● Problem to solve: Copy each line of the records that holds the string "libraries".

● Working data:
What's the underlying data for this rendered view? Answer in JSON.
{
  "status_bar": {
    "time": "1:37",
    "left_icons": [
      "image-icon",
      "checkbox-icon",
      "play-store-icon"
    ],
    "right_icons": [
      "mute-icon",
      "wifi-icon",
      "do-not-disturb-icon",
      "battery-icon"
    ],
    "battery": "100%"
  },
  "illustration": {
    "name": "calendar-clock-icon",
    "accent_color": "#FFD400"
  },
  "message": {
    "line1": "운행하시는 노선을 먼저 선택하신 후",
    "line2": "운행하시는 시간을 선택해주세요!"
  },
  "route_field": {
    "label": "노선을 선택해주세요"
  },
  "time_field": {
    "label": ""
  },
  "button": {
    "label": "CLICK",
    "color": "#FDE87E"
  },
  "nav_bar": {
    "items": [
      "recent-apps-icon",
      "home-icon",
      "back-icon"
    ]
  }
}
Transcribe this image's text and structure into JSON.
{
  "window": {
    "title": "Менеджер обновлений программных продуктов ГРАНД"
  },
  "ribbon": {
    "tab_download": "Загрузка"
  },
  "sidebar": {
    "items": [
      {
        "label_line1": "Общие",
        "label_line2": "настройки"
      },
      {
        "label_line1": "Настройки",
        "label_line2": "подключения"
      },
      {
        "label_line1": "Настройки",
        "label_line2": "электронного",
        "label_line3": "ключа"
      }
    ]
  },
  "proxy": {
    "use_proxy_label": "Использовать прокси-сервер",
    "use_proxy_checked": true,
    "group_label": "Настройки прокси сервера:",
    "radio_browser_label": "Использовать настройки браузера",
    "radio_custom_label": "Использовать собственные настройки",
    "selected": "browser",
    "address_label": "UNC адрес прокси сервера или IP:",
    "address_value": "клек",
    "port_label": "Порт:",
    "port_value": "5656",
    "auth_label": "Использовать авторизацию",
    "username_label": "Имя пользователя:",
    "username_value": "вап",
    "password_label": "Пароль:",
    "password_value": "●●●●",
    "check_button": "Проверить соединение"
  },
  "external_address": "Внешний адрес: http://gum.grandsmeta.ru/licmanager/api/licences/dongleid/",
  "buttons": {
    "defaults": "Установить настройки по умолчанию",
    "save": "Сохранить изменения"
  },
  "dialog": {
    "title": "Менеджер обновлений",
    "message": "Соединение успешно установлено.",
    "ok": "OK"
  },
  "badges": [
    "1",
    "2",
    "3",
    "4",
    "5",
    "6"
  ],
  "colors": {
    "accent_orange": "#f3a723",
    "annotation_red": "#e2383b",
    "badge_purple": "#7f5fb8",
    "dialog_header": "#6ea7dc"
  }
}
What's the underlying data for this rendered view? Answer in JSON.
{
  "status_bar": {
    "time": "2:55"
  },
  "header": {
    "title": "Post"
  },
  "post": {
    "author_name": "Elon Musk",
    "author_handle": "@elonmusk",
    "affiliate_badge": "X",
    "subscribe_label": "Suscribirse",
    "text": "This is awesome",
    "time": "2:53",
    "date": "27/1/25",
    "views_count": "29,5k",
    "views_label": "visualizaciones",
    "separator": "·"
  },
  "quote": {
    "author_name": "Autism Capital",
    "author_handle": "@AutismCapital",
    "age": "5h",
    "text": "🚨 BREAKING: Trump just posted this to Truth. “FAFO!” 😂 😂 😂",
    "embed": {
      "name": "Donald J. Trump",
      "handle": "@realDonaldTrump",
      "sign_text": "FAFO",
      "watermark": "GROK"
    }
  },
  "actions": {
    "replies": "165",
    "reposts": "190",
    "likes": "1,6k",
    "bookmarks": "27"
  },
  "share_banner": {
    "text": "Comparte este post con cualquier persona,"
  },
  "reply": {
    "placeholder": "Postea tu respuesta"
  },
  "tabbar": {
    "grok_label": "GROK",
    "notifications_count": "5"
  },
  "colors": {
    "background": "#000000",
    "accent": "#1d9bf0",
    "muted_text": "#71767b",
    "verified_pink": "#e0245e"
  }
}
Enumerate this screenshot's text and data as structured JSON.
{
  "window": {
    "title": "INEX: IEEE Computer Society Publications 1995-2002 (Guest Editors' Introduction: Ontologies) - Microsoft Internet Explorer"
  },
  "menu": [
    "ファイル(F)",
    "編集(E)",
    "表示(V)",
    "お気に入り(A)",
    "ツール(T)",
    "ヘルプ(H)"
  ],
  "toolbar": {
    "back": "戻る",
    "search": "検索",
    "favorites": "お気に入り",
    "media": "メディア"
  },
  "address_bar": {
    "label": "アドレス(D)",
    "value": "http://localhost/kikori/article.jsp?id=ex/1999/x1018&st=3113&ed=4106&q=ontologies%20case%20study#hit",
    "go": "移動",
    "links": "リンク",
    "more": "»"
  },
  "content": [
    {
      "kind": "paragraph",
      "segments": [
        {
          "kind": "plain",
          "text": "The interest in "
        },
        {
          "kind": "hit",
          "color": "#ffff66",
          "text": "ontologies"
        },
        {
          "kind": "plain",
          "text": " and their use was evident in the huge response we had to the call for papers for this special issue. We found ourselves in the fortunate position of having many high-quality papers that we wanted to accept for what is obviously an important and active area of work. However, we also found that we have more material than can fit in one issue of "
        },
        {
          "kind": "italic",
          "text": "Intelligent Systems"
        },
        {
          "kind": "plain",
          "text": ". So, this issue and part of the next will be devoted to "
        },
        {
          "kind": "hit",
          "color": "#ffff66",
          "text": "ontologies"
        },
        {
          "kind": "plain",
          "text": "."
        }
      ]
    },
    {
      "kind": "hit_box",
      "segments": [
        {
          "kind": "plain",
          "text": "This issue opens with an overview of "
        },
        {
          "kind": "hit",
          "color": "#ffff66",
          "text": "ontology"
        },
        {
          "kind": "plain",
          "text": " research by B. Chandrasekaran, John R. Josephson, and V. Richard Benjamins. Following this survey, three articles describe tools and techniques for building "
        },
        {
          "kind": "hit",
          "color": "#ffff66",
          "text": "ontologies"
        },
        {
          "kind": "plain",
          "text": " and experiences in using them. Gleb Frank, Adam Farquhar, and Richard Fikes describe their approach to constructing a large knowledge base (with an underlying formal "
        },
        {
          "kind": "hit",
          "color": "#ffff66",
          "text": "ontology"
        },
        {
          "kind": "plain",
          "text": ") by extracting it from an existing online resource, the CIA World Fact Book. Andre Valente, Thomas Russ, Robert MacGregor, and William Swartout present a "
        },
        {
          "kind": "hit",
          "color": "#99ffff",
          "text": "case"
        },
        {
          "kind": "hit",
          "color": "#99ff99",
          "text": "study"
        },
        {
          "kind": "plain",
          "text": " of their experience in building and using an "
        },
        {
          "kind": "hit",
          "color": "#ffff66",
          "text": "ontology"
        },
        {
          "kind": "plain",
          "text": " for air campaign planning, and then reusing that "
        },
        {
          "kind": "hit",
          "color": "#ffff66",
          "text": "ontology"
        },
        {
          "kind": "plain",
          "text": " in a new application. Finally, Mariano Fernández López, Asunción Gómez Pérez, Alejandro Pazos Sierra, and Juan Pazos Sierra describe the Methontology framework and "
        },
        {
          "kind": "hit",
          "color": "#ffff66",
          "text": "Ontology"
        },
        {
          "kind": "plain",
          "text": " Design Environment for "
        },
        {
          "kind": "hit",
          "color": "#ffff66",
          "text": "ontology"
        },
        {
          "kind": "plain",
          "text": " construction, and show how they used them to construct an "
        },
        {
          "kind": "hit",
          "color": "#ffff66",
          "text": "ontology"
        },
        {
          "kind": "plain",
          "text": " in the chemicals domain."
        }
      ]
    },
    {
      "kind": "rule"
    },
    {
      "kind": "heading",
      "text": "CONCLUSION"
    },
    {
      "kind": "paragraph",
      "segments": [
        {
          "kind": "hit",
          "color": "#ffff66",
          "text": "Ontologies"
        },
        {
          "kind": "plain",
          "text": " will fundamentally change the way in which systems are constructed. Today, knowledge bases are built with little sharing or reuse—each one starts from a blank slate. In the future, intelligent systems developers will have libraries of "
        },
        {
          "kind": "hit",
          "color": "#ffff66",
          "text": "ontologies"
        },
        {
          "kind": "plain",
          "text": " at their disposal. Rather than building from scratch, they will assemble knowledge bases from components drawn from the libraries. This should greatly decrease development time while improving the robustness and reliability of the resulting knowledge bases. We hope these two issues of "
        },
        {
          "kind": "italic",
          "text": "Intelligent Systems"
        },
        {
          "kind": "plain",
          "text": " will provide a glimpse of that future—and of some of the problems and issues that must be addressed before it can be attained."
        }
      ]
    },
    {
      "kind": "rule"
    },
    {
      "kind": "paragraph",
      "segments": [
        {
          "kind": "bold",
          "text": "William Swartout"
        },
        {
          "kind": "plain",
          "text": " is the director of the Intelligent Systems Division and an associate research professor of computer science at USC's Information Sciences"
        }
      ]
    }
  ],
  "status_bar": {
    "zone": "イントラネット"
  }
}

● Result:
          "text": " will fundamentally change the way in which systems are constructed. Today, knowledge bases are built with little sharing or reuse—each one starts from a blank slate. In the future, intelligent systems developers will have libraries of "
          "text": " at their disposal. Rather than building from scratch, they will assemble knowledge bases from components drawn from the libraries. This should greatly decrease development time while improving the robustness and reliability of the resulting knowledge bases. We hope these two issues of "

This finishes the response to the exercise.